— Begin —
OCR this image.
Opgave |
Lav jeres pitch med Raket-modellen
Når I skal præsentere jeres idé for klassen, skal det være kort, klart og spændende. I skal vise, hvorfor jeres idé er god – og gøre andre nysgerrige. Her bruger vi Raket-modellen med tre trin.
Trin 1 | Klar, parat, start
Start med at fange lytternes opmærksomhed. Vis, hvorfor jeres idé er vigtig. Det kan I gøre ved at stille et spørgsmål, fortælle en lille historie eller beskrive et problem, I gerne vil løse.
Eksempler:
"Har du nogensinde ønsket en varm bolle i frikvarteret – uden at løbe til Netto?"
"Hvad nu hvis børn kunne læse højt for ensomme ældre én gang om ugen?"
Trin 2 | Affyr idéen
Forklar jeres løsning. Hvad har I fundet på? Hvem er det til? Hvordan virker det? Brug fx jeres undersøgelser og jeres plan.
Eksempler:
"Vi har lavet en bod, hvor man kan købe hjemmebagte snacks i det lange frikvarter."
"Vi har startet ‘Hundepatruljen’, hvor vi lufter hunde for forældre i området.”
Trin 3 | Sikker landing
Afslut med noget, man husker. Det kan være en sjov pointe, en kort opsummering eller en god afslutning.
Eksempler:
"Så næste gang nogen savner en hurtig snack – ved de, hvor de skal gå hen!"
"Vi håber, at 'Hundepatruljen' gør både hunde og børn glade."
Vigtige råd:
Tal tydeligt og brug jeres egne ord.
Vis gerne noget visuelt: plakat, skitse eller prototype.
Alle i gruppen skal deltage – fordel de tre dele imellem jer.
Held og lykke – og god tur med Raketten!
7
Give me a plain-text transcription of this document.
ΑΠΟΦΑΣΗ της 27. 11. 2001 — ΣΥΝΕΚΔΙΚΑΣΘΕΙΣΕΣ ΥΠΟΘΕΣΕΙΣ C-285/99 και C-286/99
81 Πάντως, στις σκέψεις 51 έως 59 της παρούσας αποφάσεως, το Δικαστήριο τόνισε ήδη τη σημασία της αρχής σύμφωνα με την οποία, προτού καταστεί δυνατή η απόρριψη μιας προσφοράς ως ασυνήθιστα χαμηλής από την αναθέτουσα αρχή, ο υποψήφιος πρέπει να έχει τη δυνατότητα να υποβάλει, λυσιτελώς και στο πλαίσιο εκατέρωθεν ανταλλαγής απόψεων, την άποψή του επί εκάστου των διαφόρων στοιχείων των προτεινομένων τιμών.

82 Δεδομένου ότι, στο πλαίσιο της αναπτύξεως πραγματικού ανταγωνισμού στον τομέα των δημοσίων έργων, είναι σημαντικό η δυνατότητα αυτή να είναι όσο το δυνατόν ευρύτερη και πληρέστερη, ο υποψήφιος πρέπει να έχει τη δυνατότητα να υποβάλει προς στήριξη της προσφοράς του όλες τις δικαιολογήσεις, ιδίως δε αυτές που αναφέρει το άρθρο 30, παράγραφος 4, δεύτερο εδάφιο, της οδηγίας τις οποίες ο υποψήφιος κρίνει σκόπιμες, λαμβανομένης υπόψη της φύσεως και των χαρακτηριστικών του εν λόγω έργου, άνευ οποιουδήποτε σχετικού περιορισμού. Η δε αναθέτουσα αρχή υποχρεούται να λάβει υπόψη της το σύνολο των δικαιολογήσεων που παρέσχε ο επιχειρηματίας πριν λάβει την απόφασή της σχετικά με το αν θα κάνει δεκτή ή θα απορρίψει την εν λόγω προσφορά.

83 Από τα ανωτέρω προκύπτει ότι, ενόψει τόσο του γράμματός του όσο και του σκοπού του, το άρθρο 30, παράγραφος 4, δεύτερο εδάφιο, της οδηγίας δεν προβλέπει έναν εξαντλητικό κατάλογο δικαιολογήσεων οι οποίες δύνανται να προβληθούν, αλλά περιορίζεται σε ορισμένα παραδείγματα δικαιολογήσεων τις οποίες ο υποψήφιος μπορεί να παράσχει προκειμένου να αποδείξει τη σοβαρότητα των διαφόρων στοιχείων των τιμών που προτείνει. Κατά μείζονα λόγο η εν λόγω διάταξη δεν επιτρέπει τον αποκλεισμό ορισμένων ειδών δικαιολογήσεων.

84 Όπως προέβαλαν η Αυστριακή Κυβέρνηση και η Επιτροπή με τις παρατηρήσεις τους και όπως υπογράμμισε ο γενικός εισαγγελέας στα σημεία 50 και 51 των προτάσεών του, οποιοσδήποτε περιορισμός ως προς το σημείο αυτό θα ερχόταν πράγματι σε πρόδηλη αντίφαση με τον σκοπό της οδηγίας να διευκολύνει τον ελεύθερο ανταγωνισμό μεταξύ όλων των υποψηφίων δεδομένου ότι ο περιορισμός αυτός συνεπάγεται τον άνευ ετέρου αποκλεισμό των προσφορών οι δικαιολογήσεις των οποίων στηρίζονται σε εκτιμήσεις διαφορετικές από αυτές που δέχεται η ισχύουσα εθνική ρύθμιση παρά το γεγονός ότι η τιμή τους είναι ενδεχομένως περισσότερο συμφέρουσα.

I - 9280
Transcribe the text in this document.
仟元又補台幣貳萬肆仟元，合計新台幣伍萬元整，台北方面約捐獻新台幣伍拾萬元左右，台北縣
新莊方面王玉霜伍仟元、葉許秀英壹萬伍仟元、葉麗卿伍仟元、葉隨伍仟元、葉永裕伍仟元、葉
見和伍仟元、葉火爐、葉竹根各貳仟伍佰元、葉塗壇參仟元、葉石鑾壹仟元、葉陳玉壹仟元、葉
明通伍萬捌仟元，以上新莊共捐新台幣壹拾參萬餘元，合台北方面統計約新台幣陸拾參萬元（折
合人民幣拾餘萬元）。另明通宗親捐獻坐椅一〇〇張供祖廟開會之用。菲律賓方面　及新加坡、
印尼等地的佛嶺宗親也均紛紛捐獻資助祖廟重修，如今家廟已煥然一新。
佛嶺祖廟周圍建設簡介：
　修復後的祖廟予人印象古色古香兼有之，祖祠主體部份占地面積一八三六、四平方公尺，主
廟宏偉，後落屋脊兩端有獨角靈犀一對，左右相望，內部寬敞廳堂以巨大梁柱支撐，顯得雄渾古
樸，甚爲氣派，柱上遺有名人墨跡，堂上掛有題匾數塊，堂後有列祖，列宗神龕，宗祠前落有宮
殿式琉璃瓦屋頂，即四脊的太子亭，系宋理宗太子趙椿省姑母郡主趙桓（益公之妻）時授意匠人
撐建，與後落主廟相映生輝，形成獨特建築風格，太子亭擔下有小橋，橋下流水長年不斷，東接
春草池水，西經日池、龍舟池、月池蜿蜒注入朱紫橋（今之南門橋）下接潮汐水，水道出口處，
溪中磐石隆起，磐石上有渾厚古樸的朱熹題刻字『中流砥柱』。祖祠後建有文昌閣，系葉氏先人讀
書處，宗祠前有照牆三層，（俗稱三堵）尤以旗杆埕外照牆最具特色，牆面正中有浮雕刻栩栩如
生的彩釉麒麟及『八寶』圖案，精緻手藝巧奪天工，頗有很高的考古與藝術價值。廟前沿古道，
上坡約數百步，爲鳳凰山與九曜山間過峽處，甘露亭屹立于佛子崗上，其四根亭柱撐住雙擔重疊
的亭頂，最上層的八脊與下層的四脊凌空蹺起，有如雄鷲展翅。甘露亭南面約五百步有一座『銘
— End —
• **PROBLEM STATEMENT**:
Copy all lines in the listing above where the string "hunde" appears.

• **THE REPLY**:
"Vi har startet ‘Hundepatruljen’, hvor vi lufter hunde for forældre i området.”
"Vi håber, at 'Hundepatruljen' gør både hunde og børn glade."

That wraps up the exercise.